§ Data to process
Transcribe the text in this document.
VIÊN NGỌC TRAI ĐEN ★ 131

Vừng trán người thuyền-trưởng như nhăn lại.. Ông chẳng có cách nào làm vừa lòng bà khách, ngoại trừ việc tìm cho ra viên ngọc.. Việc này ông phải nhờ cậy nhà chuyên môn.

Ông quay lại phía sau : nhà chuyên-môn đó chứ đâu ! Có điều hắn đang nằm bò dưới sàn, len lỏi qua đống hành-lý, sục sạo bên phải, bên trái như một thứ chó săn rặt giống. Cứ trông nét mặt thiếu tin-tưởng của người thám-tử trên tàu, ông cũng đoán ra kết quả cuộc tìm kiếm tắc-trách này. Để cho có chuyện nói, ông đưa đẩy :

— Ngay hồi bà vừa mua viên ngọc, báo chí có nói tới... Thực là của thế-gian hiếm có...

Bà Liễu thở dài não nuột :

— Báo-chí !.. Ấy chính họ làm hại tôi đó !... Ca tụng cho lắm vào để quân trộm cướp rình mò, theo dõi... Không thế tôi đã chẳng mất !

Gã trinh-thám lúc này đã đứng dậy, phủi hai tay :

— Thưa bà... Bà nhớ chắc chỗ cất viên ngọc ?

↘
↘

§ Task to complete
Produce an exact copy of the whole listing.

§ Completed task
Transcribe the text in this document.
VIÊN NGỌC TRAI ĐEN ★ 131

Vừng trán người thuyền-trưởng như nhăn lại.. Ông chẳng có cách nào làm vừa lòng bà khách, ngoại trừ việc tìm cho ra viên ngọc.. Việc này ông phải nhờ cậy nhà chuyên môn.

Ông quay lại phía sau : nhà chuyên-môn đó chứ đâu ! Có điều hắn đang nằm bò dưới sàn, len lỏi qua đống hành-lý, sục sạo bên phải, bên trái như một thứ chó săn rặt giống. Cứ trông nét mặt thiếu tin-tưởng của người thám-tử trên tàu, ông cũng đoán ra kết quả cuộc tìm kiếm tắc-trách này. Để cho có chuyện nói, ông đưa đẩy :

— Ngay hồi bà vừa mua viên ngọc, báo chí có nói tới... Thực là của thế-gian hiếm có...

Bà Liễu thở dài não nuột :

— Báo-chí !.. Ấy chính họ làm hại tôi đó !... Ca tụng cho lắm vào để quân trộm cướp rình mò, theo dõi... Không thế tôi đã chẳng mất !

Gã trinh-thám lúc này đã đứng dậy, phủi hai tay :

— Thưa bà... Bà nhớ chắc chỗ cất viên ngọc ?

↘
↘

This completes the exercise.